## begin

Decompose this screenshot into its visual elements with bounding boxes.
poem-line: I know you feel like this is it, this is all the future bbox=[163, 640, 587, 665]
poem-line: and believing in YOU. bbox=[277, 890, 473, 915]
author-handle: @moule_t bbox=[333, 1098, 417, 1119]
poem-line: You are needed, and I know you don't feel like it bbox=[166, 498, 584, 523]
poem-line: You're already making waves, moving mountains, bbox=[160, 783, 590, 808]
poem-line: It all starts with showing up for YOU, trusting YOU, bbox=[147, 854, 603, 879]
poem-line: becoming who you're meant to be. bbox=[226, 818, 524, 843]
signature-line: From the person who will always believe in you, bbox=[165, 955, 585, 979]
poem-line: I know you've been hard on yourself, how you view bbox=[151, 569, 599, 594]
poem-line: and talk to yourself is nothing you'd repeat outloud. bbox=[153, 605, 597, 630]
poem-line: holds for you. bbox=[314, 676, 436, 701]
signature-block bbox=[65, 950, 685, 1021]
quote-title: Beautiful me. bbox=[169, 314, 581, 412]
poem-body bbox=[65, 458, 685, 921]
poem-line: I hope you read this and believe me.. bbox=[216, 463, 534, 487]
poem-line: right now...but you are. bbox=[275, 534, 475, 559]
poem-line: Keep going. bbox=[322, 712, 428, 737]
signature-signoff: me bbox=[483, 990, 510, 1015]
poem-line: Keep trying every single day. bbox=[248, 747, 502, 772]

## end

- _Brief_
Turn the data from its first line up to and including the line with "poem-line: You are" into a JSON list of strings, one string per line, with blank lines left out.

- _Output of the exercise_
[
  "Decompose this screenshot into its visual elements with bounding boxes.",
  "poem-line: I know you feel like this is it, this is all the future bbox=[163, 640, 587, 665]",
  "poem-line: and believing in YOU. bbox=[277, 890, 473, 915]",
  "author-handle: @moule_t bbox=[333, 1098, 417, 1119]",
  "poem-line: You are needed, and I know you don't feel like it bbox=[166, 498, 584, 523]"
]